:: AIM OF THE EXERCISE ::
Take every line from the material that has the word "will" in it.

(Records excerpted from a collection)
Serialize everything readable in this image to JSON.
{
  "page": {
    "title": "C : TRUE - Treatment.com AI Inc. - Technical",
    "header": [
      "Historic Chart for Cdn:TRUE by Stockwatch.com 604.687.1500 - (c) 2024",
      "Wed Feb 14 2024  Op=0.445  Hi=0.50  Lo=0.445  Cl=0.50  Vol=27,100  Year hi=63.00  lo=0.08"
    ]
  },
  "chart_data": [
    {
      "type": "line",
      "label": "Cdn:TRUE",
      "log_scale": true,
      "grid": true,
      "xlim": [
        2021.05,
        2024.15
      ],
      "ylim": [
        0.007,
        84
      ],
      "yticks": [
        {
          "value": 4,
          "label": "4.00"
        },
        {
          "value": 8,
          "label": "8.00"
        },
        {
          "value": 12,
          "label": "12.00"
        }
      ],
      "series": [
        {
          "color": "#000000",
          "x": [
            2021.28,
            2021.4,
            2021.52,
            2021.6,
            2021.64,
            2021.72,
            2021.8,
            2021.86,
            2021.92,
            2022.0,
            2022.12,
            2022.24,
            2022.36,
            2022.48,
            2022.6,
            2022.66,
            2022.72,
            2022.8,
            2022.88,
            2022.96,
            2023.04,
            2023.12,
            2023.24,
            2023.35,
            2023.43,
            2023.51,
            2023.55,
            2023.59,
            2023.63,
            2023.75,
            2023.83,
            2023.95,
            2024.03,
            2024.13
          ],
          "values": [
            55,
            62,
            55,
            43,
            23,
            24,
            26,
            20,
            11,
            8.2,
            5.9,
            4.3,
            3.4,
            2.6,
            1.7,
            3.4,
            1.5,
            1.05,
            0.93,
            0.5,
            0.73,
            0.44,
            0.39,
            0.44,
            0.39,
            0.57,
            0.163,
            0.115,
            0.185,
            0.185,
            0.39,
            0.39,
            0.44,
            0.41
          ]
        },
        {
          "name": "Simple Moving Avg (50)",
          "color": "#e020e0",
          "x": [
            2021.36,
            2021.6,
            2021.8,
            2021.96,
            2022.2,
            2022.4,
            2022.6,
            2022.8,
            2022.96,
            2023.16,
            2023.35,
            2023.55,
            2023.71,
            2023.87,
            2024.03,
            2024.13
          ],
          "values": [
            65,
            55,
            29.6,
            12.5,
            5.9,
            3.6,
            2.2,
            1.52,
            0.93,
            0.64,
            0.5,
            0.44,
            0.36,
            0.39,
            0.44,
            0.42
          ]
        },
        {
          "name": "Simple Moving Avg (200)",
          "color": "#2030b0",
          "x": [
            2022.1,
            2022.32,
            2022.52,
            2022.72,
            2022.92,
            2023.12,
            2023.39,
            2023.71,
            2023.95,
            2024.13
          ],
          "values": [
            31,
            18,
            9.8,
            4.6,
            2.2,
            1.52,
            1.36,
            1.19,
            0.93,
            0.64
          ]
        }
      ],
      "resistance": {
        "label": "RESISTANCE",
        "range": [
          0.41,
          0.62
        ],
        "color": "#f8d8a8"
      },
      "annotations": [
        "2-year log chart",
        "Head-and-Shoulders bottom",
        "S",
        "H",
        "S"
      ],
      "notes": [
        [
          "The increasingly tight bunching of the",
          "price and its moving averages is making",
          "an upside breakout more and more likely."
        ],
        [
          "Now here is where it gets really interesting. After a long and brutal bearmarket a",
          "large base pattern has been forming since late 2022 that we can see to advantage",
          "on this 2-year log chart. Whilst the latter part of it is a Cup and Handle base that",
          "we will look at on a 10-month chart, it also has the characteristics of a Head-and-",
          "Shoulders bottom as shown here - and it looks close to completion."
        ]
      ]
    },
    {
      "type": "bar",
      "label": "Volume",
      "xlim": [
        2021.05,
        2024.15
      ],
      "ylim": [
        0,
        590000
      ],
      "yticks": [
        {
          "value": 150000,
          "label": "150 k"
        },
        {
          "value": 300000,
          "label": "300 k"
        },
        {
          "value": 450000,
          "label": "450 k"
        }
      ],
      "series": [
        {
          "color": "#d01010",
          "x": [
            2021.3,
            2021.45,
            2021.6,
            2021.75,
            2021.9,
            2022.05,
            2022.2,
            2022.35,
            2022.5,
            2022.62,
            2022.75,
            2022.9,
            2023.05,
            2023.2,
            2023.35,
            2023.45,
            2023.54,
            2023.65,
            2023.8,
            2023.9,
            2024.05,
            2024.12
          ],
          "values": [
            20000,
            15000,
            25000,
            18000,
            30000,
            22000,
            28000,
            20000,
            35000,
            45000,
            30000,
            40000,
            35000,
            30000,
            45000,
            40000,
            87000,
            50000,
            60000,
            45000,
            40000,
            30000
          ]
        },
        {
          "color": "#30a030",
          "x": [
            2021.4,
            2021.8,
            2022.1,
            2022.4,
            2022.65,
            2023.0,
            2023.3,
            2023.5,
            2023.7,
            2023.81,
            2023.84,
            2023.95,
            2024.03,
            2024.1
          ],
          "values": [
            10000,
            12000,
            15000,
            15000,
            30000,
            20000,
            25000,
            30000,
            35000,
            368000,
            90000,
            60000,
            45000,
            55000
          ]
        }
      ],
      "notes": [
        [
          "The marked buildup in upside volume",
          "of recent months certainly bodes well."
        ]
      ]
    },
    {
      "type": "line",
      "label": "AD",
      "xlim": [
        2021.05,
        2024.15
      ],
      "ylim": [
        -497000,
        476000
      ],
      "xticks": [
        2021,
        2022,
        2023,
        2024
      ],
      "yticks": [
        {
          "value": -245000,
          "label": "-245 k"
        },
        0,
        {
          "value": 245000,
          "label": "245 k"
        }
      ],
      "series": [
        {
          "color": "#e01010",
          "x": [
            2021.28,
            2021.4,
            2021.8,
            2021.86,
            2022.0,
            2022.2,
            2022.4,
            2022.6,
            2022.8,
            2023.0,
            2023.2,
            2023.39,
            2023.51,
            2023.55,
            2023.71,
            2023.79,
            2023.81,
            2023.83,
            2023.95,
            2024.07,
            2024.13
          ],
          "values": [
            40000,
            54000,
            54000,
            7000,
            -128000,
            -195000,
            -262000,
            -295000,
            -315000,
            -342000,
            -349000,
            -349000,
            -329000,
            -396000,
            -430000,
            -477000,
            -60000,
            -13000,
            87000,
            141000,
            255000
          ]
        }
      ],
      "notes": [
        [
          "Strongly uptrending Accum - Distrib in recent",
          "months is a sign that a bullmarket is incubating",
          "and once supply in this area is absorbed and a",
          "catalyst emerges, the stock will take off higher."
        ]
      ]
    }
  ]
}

:: CORRECT ANSWER ::
          "we will look at on a 10-month chart, it also has the characteristics of a Head-and-",
          "catalyst emerges, the stock will take off higher."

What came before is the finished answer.